-- Start INPUT FOR THIS TASK --

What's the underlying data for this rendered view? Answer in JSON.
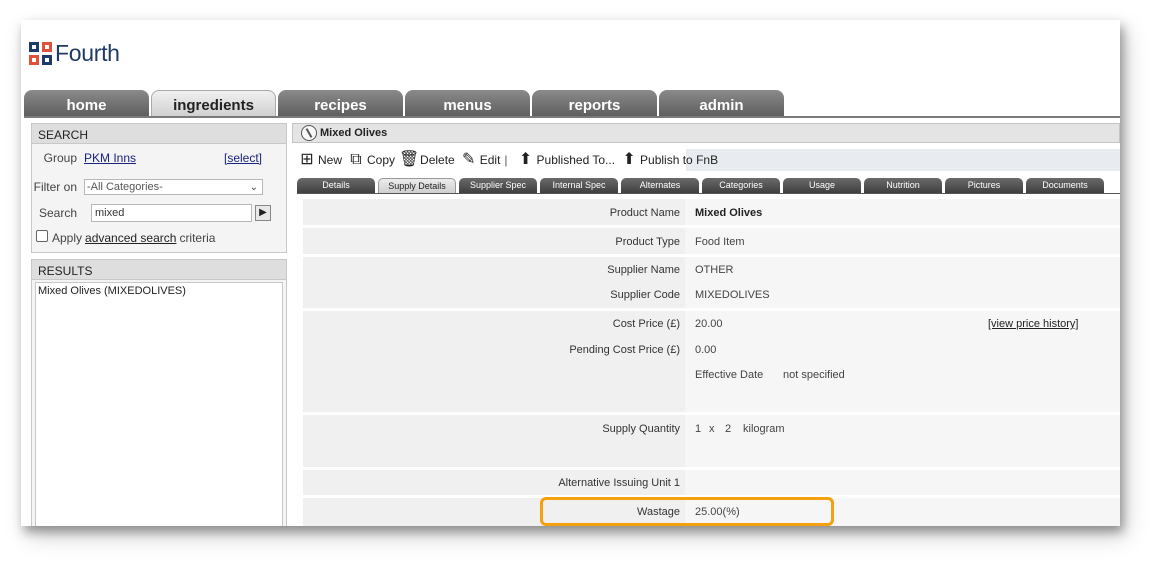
{
  "logo": {
    "text": "Fourth"
  },
  "nav": {
    "tabs": [
      {
        "label": "home"
      },
      {
        "label": "ingredients"
      },
      {
        "label": "recipes"
      },
      {
        "label": "menus"
      },
      {
        "label": "reports"
      },
      {
        "label": "admin"
      }
    ],
    "active": "ingredients"
  },
  "search": {
    "header": "SEARCH",
    "group_label": "Group",
    "group_value": "PKM Inns",
    "select_link": "[select]",
    "filter_label": "Filter on",
    "filter_value": "-All Categories-",
    "search_label": "Search",
    "search_value": "mixed",
    "go_glyph": "▶",
    "apply_prefix": "Apply",
    "advanced_link": "advanced search",
    "apply_suffix": "criteria"
  },
  "results": {
    "header": "RESULTS",
    "items": [
      "Mixed Olives (MIXEDOLIVES)"
    ]
  },
  "item": {
    "title": "Mixed Olives"
  },
  "toolbar": {
    "new": "New",
    "copy": "Copy",
    "delete": "Delete",
    "edit": "Edit",
    "published_to": "Published To...",
    "publish_fnb": "Publish to FnB"
  },
  "subtabs": [
    "Details",
    "Supply Details",
    "Supplier Spec",
    "Internal Spec",
    "Alternates",
    "Categories",
    "Usage",
    "Nutrition",
    "Pictures",
    "Documents"
  ],
  "fields": {
    "product_name_label": "Product Name",
    "product_name": "Mixed Olives",
    "product_type_label": "Product Type",
    "product_type": "Food Item",
    "supplier_name_label": "Supplier Name",
    "supplier_name": "OTHER",
    "supplier_code_label": "Supplier Code",
    "supplier_code": "MIXEDOLIVES",
    "cost_price_label": "Cost Price (£)",
    "cost_price": "20.00",
    "view_price_history": "[view price history]",
    "pending_cost_label": "Pending Cost Price (£)",
    "pending_cost": "0.00",
    "effective_date_label": "Effective Date",
    "effective_date": "not specified",
    "supply_quantity_label": "Supply Quantity",
    "sq_qty": "1",
    "sq_x": "x",
    "sq_size": "2",
    "sq_unit": "kilogram",
    "alt_issuing_label": "Alternative Issuing Unit 1",
    "wastage_label": "Wastage",
    "wastage": "25.00(%)"
  },
  "colors": {
    "highlight": "#f5a00f",
    "brand_navy": "#1f3a66",
    "brand_red": "#e0503a"
  }
}
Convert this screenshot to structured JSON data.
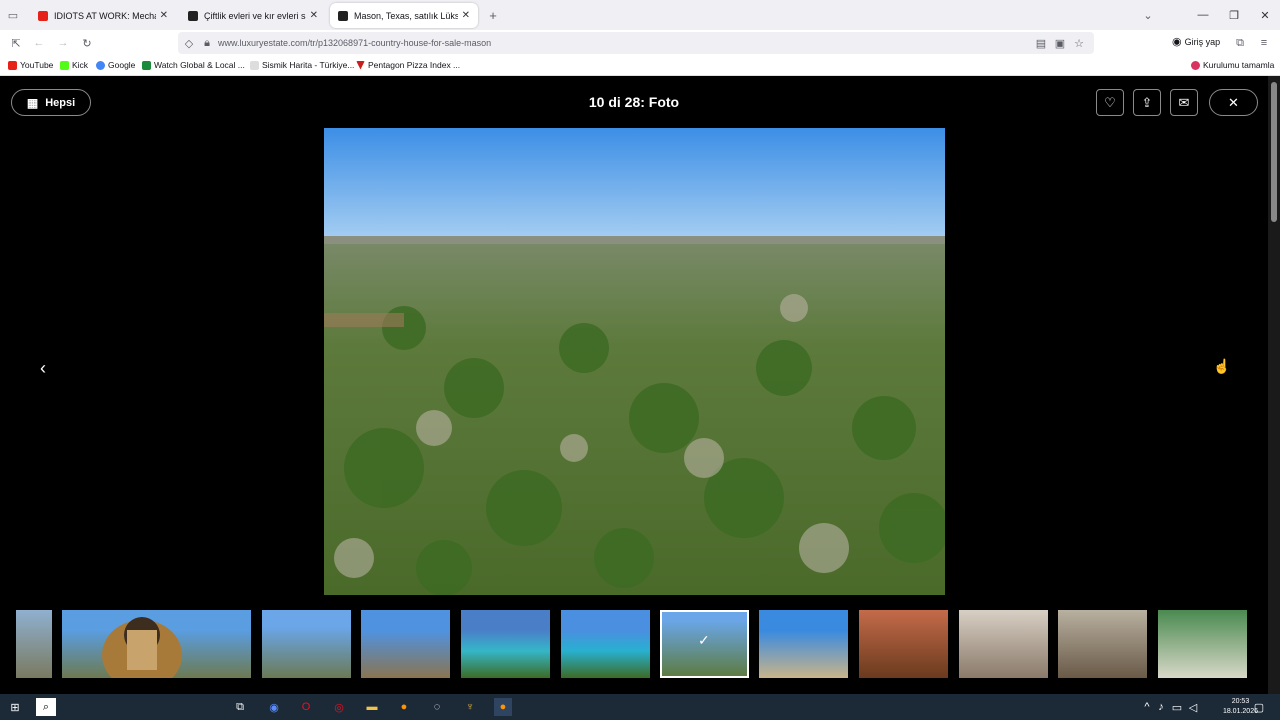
{
  "tabs": [
    {
      "title": "IDIOTS AT WORK: Mechanic Edi",
      "fav_color": "#e62117"
    },
    {
      "title": "Çiftlik evleri ve kır evleri satılık A",
      "fav_color": "#222"
    },
    {
      "title": "Mason, Texas, satılık Lüks Köy e",
      "fav_color": "#222",
      "active": true
    }
  ],
  "new_tab": "+",
  "url": "www.luxuryestate.com/tr/p132068971-country-house-for-sale-mason",
  "login_label": "Giriş yap",
  "bookmarks": [
    {
      "label": "YouTube",
      "color": "#e62117"
    },
    {
      "label": "Kick",
      "color": "#53fc18"
    },
    {
      "label": "Google",
      "color": "#4285f4"
    },
    {
      "label": "Watch Global & Local ...",
      "color": "#1b8a3a"
    },
    {
      "label": "Sismik Harita - Türkiye...",
      "color": "#ccc"
    },
    {
      "label": "Pentagon Pizza Index ...",
      "color": "#c81e1e"
    },
    {
      "label": "Kurulumu tamamla",
      "color": "#d8345f"
    }
  ],
  "gallery": {
    "all_label": "Hepsi",
    "title": "10 di 28: Foto"
  },
  "clock": {
    "time": "20:53",
    "date": "18.01.2026"
  },
  "colors": {
    "accent": "#0060df",
    "background": "#000000"
  }
}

-- End INPUT FOR THIS TASK --

_INSTRUCTIONS FOR THE TASK_
Repeat the listing in full and exactly. Leave any pictures out.

_RESPONSE TO THE TASK_
What's the underlying data for this rendered view? Answer in JSON.
{
  "logo": {
    "text": "Fourth"
  },
  "nav": {
    "tabs": [
      {
        "label": "home"
      },
      {
        "label": "ingredients"
      },
      {
        "label": "recipes"
      },
      {
        "label": "menus"
      },
      {
        "label": "reports"
      },
      {
        "label": "admin"
      }
    ],
    "active": "ingredients"
  },
  "search": {
    "header": "SEARCH",
    "group_label": "Group",
    "group_value": "PKM Inns",
    "select_link": "[select]",
    "filter_label": "Filter on",
    "filter_value": "-All Categories-",
    "search_label": "Search",
    "search_value": "mixed",
    "go_glyph": "▶",
    "apply_prefix": "Apply",
    "advanced_link": "advanced search",
    "apply_suffix": "criteria"
  },
  "results": {
    "header": "RESULTS",
    "items": [
      "Mixed Olives (MIXEDOLIVES)"
    ]
  },
  "item": {
    "title": "Mixed Olives"
  },
  "toolbar": {
    "new": "New",
    "copy": "Copy",
    "delete": "Delete",
    "edit": "Edit",
    "published_to": "Published To...",
    "publish_fnb": "Publish to FnB"
  },
  "subtabs": [
    "Details",
    "Supply Details",
    "Supplier Spec",
    "Internal Spec",
    "Alternates",
    "Categories",
    "Usage",
    "Nutrition",
    "Pictures",
    "Documents"
  ],
  "fields": {
    "product_name_label": "Product Name",
    "product_name": "Mixed Olives",
    "product_type_label": "Product Type",
    "product_type": "Food Item",
    "supplier_name_label": "Supplier Name",
    "supplier_name": "OTHER",
    "supplier_code_label": "Supplier Code",
    "supplier_code": "MIXEDOLIVES",
    "cost_price_label": "Cost Price (£)",
    "cost_price": "20.00",
    "view_price_history": "[view price history]",
    "pending_cost_label": "Pending Cost Price (£)",
    "pending_cost": "0.00",
    "effective_date_label": "Effective Date",
    "effective_date": "not specified",
    "supply_quantity_label": "Supply Quantity",
    "sq_qty": "1",
    "sq_x": "x",
    "sq_size": "2",
    "sq_unit": "kilogram",
    "alt_issuing_label": "Alternative Issuing Unit 1",
    "wastage_label": "Wastage",
    "wastage": "25.00(%)"
  },
  "colors": {
    "highlight": "#f5a00f",
    "brand_navy": "#1f3a66",
    "brand_red": "#e0503a"
  }
}
Convert this screenshot to structured JSON data.
{
  "tabs": [
    {
      "title": "IDIOTS AT WORK: Mechanic Edi",
      "fav_color": "#e62117"
    },
    {
      "title": "Çiftlik evleri ve kır evleri satılık A",
      "fav_color": "#222"
    },
    {
      "title": "Mason, Texas, satılık Lüks Köy e",
      "fav_color": "#222",
      "active": true
    }
  ],
  "new_tab": "+",
  "url": "www.luxuryestate.com/tr/p132068971-country-house-for-sale-mason",
  "login_label": "Giriş yap",
  "bookmarks": [
    {
      "label": "YouTube",
      "color": "#e62117"
    },
    {
      "label": "Kick",
      "color": "#53fc18"
    },
    {
      "label": "Google",
      "color": "#4285f4"
    },
    {
      "label": "Watch Global & Local ...",
      "color": "#1b8a3a"
    },
    {
      "label": "Sismik Harita - Türkiye...",
      "color": "#ccc"
    },
    {
      "label": "Pentagon Pizza Index ...",
      "color": "#c81e1e"
    },
    {
      "label": "Kurulumu tamamla",
      "color": "#d8345f"
    }
  ],
  "gallery": {
    "all_label": "Hepsi",
    "title": "10 di 28: Foto"
  },
  "clock": {
    "time": "20:53",
    "date": "18.01.2026"
  },
  "colors": {
    "accent": "#0060df",
    "background": "#000000"
  }
}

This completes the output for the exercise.